Begin Provided data

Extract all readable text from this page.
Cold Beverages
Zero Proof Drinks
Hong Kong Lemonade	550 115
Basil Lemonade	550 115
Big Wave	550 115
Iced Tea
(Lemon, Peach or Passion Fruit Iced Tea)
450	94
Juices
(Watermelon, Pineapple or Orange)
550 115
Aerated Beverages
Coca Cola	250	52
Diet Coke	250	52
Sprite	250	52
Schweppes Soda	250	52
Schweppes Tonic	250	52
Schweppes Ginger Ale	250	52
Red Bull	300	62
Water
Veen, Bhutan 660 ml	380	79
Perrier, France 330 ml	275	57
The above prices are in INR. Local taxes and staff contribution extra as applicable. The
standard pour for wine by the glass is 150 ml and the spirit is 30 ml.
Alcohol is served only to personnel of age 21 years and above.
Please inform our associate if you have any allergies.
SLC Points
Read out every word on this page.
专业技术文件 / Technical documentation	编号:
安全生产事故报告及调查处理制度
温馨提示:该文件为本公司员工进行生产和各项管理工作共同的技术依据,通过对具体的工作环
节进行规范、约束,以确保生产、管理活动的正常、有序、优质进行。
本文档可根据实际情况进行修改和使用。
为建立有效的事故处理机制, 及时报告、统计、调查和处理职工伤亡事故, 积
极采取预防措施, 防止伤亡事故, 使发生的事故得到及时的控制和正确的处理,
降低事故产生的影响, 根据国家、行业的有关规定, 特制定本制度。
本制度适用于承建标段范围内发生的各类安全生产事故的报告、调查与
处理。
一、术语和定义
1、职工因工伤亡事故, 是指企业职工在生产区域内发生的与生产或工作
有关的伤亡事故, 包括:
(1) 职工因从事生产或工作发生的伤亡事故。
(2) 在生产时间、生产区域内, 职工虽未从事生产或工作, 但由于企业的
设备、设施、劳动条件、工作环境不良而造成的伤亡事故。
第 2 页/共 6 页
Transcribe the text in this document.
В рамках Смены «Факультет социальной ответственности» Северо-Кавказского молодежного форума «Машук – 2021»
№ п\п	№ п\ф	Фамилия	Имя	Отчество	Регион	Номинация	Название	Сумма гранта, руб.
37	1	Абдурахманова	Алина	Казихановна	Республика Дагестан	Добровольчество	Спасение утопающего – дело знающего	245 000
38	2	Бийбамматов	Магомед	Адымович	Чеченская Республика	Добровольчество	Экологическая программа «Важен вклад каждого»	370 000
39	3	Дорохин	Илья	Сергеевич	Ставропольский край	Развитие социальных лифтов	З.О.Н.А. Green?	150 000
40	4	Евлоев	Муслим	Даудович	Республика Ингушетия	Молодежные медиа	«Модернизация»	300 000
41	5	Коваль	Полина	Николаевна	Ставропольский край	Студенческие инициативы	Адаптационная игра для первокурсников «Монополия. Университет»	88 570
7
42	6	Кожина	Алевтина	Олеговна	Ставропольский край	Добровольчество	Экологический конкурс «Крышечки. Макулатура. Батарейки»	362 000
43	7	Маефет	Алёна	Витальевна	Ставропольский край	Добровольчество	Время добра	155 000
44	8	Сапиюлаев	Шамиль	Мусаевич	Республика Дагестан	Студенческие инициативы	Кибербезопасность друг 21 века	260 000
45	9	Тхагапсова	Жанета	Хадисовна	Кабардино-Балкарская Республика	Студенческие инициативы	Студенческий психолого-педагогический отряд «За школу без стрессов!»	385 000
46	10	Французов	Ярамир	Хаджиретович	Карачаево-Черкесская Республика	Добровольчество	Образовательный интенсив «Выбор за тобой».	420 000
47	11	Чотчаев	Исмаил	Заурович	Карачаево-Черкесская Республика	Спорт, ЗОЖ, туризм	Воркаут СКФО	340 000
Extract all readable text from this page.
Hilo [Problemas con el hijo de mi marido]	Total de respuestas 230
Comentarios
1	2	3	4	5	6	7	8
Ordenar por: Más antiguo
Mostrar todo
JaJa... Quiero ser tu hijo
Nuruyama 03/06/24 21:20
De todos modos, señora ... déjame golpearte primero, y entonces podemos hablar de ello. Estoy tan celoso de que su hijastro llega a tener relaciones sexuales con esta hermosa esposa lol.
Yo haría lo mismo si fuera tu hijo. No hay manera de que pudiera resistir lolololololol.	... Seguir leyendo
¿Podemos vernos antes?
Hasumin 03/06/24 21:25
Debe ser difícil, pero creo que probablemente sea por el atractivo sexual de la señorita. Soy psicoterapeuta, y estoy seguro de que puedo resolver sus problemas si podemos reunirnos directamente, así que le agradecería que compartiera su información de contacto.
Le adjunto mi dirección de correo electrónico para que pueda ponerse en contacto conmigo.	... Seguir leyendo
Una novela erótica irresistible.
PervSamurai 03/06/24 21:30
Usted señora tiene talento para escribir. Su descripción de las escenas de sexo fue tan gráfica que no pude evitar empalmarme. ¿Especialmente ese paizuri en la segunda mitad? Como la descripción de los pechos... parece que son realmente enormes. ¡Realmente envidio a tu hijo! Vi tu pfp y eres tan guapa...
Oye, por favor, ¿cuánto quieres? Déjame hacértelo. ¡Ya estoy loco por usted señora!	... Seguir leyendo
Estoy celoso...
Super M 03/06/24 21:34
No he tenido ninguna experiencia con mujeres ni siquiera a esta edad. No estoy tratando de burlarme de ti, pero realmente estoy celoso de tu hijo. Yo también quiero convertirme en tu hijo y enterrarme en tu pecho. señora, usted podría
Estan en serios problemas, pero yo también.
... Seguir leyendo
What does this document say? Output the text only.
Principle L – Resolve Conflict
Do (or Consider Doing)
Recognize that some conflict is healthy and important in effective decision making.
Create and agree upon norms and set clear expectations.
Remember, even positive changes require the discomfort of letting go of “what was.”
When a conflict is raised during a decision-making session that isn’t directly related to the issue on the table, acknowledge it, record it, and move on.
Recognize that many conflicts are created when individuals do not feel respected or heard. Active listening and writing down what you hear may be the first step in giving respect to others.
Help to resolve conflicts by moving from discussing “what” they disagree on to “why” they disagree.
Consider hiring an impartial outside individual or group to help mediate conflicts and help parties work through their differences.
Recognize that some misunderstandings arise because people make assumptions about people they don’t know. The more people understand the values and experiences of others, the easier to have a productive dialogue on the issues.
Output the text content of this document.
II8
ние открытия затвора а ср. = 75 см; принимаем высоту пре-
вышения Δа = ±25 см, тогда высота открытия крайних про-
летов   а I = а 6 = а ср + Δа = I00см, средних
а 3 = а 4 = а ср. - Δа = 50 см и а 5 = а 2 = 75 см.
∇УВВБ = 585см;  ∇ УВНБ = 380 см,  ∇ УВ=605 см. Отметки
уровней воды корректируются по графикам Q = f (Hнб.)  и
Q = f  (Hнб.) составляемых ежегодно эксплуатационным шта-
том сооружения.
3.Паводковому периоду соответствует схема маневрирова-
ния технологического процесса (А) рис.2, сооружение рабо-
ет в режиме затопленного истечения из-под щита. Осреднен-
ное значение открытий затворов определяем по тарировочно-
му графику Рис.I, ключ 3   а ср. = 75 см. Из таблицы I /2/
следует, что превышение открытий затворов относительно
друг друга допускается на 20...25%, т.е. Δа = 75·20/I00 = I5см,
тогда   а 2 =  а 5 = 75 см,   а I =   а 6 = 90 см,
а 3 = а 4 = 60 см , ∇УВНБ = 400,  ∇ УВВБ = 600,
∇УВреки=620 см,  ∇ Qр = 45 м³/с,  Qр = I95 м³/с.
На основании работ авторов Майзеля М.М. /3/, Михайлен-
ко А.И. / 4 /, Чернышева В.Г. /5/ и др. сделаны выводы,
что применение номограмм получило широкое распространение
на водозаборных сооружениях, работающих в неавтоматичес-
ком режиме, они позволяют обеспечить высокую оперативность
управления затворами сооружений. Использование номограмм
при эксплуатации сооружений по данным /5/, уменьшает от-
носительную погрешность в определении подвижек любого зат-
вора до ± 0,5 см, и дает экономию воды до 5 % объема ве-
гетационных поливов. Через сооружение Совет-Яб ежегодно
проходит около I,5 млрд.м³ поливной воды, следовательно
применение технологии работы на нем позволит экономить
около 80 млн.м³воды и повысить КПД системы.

End Provided data

- [Exercise instructions]
Return all lines containing the word "применение".

- [Answer in full]
что применение номограмм получило широкое распространение
применение технологии работы на нем позволит экономить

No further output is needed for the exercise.